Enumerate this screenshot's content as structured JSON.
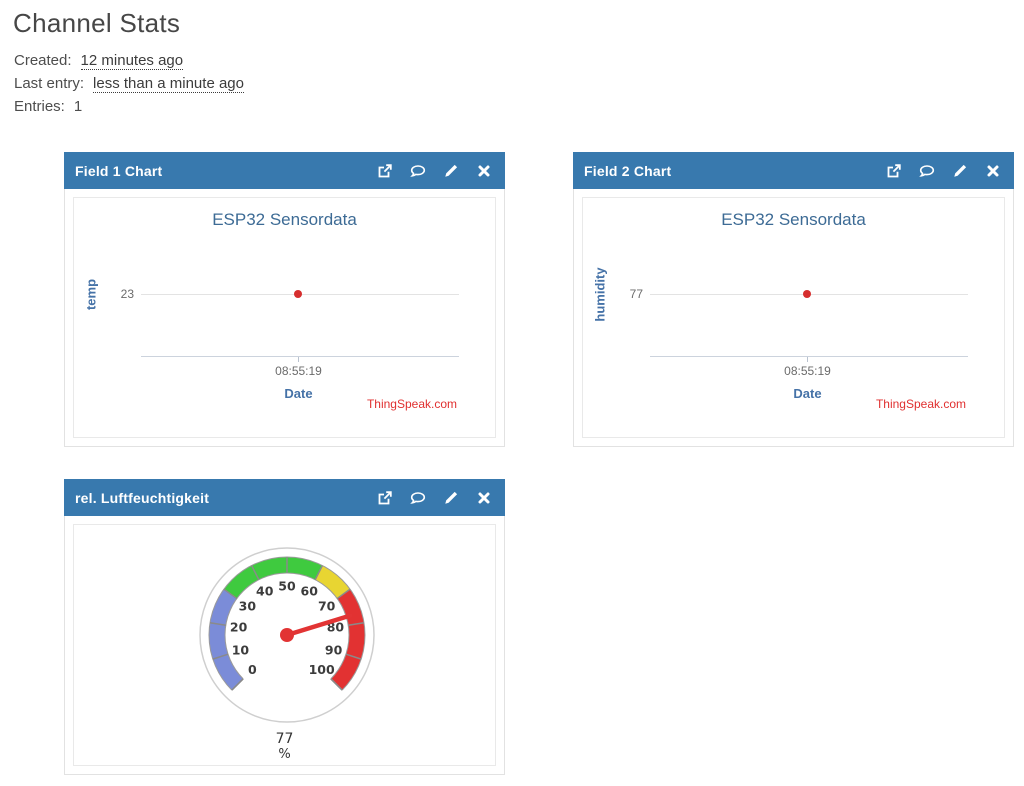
{
  "page": {
    "title": "Channel Stats",
    "created_label": "Created:",
    "created_value": "12 minutes ago",
    "last_entry_label": "Last entry:",
    "last_entry_value": "less than a minute ago",
    "entries_label": "Entries:",
    "entries_value": "1"
  },
  "colors": {
    "panel_header_blue": "#3879ae",
    "chart_title_blue": "#3d6b95",
    "axis_label_blue": "#4572a7",
    "point_red": "#d62e2e",
    "watermark_red": "#e03030",
    "needle_red": "#e23434"
  },
  "panels": [
    {
      "title": "Field 1 Chart",
      "icons": [
        "external-link-icon",
        "comment-icon",
        "edit-icon",
        "close-icon"
      ]
    },
    {
      "title": "Field 2 Chart",
      "icons": [
        "external-link-icon",
        "comment-icon",
        "edit-icon",
        "close-icon"
      ]
    },
    {
      "title": "rel. Luftfeuchtigkeit",
      "icons": [
        "external-link-icon",
        "comment-icon",
        "edit-icon",
        "close-icon"
      ]
    }
  ],
  "chart_data": [
    {
      "type": "line",
      "title": "ESP32 Sensordata",
      "xlabel": "Date",
      "ylabel": "temp",
      "x": [
        "08:55:19"
      ],
      "values": [
        23
      ],
      "grid": true,
      "legend": "none",
      "watermark": "ThingSpeak.com"
    },
    {
      "type": "line",
      "title": "ESP32 Sensordata",
      "xlabel": "Date",
      "ylabel": "humidity",
      "x": [
        "08:55:19"
      ],
      "values": [
        77
      ],
      "grid": true,
      "legend": "none",
      "watermark": "ThingSpeak.com"
    },
    {
      "type": "gauge",
      "title": "rel. Luftfeuchtigkeit",
      "value": 77,
      "unit": "%",
      "min": 0,
      "max": 100,
      "tick_step": 10,
      "tick_labels": [
        0,
        10,
        20,
        30,
        40,
        50,
        60,
        70,
        80,
        90,
        100
      ],
      "segments": [
        {
          "from": 0,
          "to": 30,
          "color": "#7b8cd8"
        },
        {
          "from": 30,
          "to": 60,
          "color": "#3fca3f"
        },
        {
          "from": 60,
          "to": 70,
          "color": "#e8d532"
        },
        {
          "from": 70,
          "to": 100,
          "color": "#e23232"
        }
      ]
    }
  ]
}
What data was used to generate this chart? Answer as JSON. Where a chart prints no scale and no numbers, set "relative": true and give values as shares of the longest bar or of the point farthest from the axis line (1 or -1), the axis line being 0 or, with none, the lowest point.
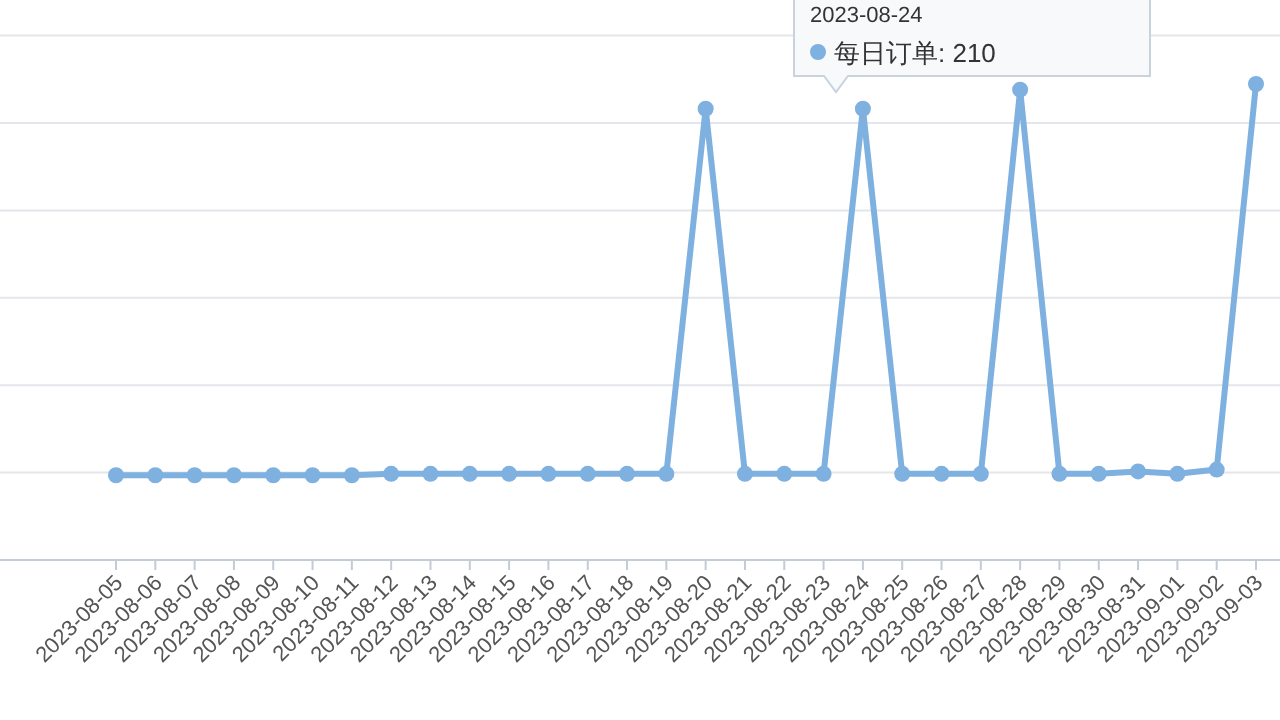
{
  "chart_data": {
    "type": "line",
    "relative": true,
    "grid": "y",
    "marker": "circle",
    "line_style": "solid",
    "categories": [
      "2023-08-05",
      "2023-08-06",
      "2023-08-07",
      "2023-08-08",
      "2023-08-09",
      "2023-08-10",
      "2023-08-11",
      "2023-08-12",
      "2023-08-13",
      "2023-08-14",
      "2023-08-15",
      "2023-08-16",
      "2023-08-17",
      "2023-08-18",
      "2023-08-19",
      "2023-08-20",
      "2023-08-21",
      "2023-08-22",
      "2023-08-23",
      "2023-08-24",
      "2023-08-25",
      "2023-08-26",
      "2023-08-27",
      "2023-08-28",
      "2023-08-29",
      "2023-08-30",
      "2023-08-31",
      "2023-09-01",
      "2023-09-02",
      "2023-09-03"
    ],
    "series": [
      {
        "color": "#7eb0e0",
        "values": [
          0.178,
          0.178,
          0.178,
          0.178,
          0.178,
          0.178,
          0.178,
          0.181,
          0.181,
          0.181,
          0.181,
          0.181,
          0.181,
          0.181,
          0.181,
          0.948,
          0.181,
          0.181,
          0.181,
          0.948,
          0.181,
          0.181,
          0.181,
          0.988,
          0.181,
          0.181,
          0.186,
          0.181,
          0.19,
          1
        ]
      }
    ],
    "annotations": [
      "2023-08-24",
      "每日订单: 210"
    ]
  }
}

────

**Instruction:** Copy the records above exactly, omitting every picture.

**The answer:**
Enumerate this screenshot's content as structured JSON.
{
  "page": {
    "title": "Channel Stats",
    "created_label": "Created:",
    "created_value": "12 minutes ago",
    "last_entry_label": "Last entry:",
    "last_entry_value": "less than a minute ago",
    "entries_label": "Entries:",
    "entries_value": "1"
  },
  "colors": {
    "panel_header_blue": "#3879ae",
    "chart_title_blue": "#3d6b95",
    "axis_label_blue": "#4572a7",
    "point_red": "#d62e2e",
    "watermark_red": "#e03030",
    "needle_red": "#e23434"
  },
  "panels": [
    {
      "title": "Field 1 Chart",
      "icons": [
        "external-link-icon",
        "comment-icon",
        "edit-icon",
        "close-icon"
      ]
    },
    {
      "title": "Field 2 Chart",
      "icons": [
        "external-link-icon",
        "comment-icon",
        "edit-icon",
        "close-icon"
      ]
    },
    {
      "title": "rel. Luftfeuchtigkeit",
      "icons": [
        "external-link-icon",
        "comment-icon",
        "edit-icon",
        "close-icon"
      ]
    }
  ],
  "chart_data": [
    {
      "type": "line",
      "title": "ESP32 Sensordata",
      "xlabel": "Date",
      "ylabel": "temp",
      "x": [
        "08:55:19"
      ],
      "values": [
        23
      ],
      "grid": true,
      "legend": "none",
      "watermark": "ThingSpeak.com"
    },
    {
      "type": "line",
      "title": "ESP32 Sensordata",
      "xlabel": "Date",
      "ylabel": "humidity",
      "x": [
        "08:55:19"
      ],
      "values": [
        77
      ],
      "grid": true,
      "legend": "none",
      "watermark": "ThingSpeak.com"
    },
    {
      "type": "gauge",
      "title": "rel. Luftfeuchtigkeit",
      "value": 77,
      "unit": "%",
      "min": 0,
      "max": 100,
      "tick_step": 10,
      "tick_labels": [
        0,
        10,
        20,
        30,
        40,
        50,
        60,
        70,
        80,
        90,
        100
      ],
      "segments": [
        {
          "from": 0,
          "to": 30,
          "color": "#7b8cd8"
        },
        {
          "from": 30,
          "to": 60,
          "color": "#3fca3f"
        },
        {
          "from": 60,
          "to": 70,
          "color": "#e8d532"
        },
        {
          "from": 70,
          "to": 100,
          "color": "#e23232"
        }
      ]
    }
  ]
}
What data was used to generate this chart? Answer as JSON. Where a chart prints no scale and no numbers, set "relative": true and give values as shares of the longest bar or of the point farthest from the axis line (1 or -1), the axis line being 0 or, with none, the lowest point.
{
  "chart_data": {
    "type": "line",
    "relative": true,
    "grid": "y",
    "marker": "circle",
    "line_style": "solid",
    "categories": [
      "2023-08-05",
      "2023-08-06",
      "2023-08-07",
      "2023-08-08",
      "2023-08-09",
      "2023-08-10",
      "2023-08-11",
      "2023-08-12",
      "2023-08-13",
      "2023-08-14",
      "2023-08-15",
      "2023-08-16",
      "2023-08-17",
      "2023-08-18",
      "2023-08-19",
      "2023-08-20",
      "2023-08-21",
      "2023-08-22",
      "2023-08-23",
      "2023-08-24",
      "2023-08-25",
      "2023-08-26",
      "2023-08-27",
      "2023-08-28",
      "2023-08-29",
      "2023-08-30",
      "2023-08-31",
      "2023-09-01",
      "2023-09-02",
      "2023-09-03"
    ],
    "series": [
      {
        "color": "#7eb0e0",
        "values": [
          0.178,
          0.178,
          0.178,
          0.178,
          0.178,
          0.178,
          0.178,
          0.181,
          0.181,
          0.181,
          0.181,
          0.181,
          0.181,
          0.181,
          0.181,
          0.948,
          0.181,
          0.181,
          0.181,
          0.948,
          0.181,
          0.181,
          0.181,
          0.988,
          0.181,
          0.181,
          0.186,
          0.181,
          0.19,
          1
        ]
      }
    ],
    "annotations": [
      "2023-08-24",
      "每日订单: 210"
    ]
  }
}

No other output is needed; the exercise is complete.